Dataset items:
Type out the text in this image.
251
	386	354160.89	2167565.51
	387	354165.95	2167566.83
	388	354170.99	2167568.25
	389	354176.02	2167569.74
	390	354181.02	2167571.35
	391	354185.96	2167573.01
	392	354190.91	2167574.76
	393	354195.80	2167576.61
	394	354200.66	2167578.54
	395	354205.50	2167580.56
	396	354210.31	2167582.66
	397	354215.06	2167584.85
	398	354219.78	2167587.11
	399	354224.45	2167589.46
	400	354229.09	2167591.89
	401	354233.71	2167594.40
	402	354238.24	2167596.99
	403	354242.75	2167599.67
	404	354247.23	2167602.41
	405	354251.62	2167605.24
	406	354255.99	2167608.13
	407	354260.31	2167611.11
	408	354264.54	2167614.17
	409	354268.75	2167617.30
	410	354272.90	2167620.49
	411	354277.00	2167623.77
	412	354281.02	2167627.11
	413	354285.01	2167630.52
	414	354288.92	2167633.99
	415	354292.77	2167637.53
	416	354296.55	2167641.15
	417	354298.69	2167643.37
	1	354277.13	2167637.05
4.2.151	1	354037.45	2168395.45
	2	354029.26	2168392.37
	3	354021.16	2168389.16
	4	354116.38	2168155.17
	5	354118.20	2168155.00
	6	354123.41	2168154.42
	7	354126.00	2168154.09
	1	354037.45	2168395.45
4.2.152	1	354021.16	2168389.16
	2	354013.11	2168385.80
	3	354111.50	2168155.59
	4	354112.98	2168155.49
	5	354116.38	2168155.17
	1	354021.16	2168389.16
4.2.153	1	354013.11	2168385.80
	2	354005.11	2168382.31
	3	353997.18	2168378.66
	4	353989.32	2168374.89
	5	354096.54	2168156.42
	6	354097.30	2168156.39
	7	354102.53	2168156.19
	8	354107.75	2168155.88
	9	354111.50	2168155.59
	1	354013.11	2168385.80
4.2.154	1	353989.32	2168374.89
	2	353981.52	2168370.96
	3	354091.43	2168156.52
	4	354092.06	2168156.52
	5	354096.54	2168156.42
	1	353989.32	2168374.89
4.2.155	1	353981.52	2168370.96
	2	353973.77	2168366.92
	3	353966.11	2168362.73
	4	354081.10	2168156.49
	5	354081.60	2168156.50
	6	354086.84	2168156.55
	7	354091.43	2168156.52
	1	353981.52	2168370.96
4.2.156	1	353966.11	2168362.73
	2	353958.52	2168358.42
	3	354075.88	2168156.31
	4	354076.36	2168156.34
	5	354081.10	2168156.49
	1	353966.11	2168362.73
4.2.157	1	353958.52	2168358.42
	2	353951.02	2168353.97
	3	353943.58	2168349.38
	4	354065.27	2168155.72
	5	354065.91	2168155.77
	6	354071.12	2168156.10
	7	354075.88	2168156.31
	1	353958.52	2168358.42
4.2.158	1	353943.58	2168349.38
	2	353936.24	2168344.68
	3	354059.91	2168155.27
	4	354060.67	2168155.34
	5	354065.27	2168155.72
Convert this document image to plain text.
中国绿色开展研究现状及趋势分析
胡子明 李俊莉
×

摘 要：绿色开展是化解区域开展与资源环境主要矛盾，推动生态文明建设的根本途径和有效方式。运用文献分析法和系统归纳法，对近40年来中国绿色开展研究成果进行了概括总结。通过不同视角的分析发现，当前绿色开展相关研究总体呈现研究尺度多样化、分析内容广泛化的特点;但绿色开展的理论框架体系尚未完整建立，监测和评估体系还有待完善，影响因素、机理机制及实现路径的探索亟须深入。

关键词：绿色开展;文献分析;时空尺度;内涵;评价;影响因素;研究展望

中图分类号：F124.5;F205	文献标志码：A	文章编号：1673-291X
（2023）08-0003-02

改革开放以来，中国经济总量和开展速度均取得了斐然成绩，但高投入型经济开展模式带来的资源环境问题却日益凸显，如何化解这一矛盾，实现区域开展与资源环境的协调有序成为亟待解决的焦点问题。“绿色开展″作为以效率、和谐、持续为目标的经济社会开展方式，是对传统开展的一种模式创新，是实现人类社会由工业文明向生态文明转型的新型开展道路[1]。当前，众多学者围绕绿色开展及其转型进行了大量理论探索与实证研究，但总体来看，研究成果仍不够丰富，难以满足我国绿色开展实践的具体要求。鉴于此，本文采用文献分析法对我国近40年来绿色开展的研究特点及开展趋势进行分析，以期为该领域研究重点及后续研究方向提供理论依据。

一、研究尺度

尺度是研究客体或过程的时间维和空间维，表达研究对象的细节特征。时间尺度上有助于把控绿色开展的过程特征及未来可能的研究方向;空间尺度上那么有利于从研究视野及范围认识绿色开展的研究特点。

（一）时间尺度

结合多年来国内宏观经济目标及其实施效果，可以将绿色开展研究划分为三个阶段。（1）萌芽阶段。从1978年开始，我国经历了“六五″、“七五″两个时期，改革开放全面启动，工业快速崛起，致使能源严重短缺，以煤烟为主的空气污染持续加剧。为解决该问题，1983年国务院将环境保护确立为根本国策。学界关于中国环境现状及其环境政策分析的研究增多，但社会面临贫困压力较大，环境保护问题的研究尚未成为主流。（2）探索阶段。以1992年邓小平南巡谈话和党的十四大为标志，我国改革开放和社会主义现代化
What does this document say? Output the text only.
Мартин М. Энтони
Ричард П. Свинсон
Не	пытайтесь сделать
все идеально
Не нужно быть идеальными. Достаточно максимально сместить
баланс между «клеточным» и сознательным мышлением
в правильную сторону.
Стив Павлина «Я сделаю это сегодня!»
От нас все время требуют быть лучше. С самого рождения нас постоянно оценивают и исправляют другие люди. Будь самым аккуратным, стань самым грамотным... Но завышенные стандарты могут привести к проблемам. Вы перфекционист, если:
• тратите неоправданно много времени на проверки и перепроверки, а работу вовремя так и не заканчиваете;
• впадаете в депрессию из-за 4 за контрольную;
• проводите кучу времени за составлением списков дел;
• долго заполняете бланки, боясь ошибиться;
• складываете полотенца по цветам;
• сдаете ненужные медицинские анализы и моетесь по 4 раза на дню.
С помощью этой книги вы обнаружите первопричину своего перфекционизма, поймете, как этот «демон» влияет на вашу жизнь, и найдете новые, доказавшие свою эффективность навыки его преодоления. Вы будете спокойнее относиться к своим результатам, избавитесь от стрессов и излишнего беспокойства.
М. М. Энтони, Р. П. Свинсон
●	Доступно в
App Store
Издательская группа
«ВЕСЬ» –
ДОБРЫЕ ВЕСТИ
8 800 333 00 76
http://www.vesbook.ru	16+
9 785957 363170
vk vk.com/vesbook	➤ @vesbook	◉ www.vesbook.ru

Job
Find the string "影响因素" in the entries above and return each line that holds it.

Exercise solution
摘 要：绿色开展是化解区域开展与资源环境主要矛盾，推动生态文明建设的根本途径和有效方式。运用文献分析法和系统归纳法，对近40年来中国绿色开展研究成果进行了概括总结。通过不同视角的分析发现，当前绿色开展相关研究总体呈现研究尺度多样化、分析内容广泛化的特点;但绿色开展的理论框架体系尚未完整建立，监测和评估体系还有待完善，影响因素、机理机制及实现路径的探索亟须深入。
关键词：绿色开展;文献分析;时空尺度;内涵;评价;影响因素;研究展望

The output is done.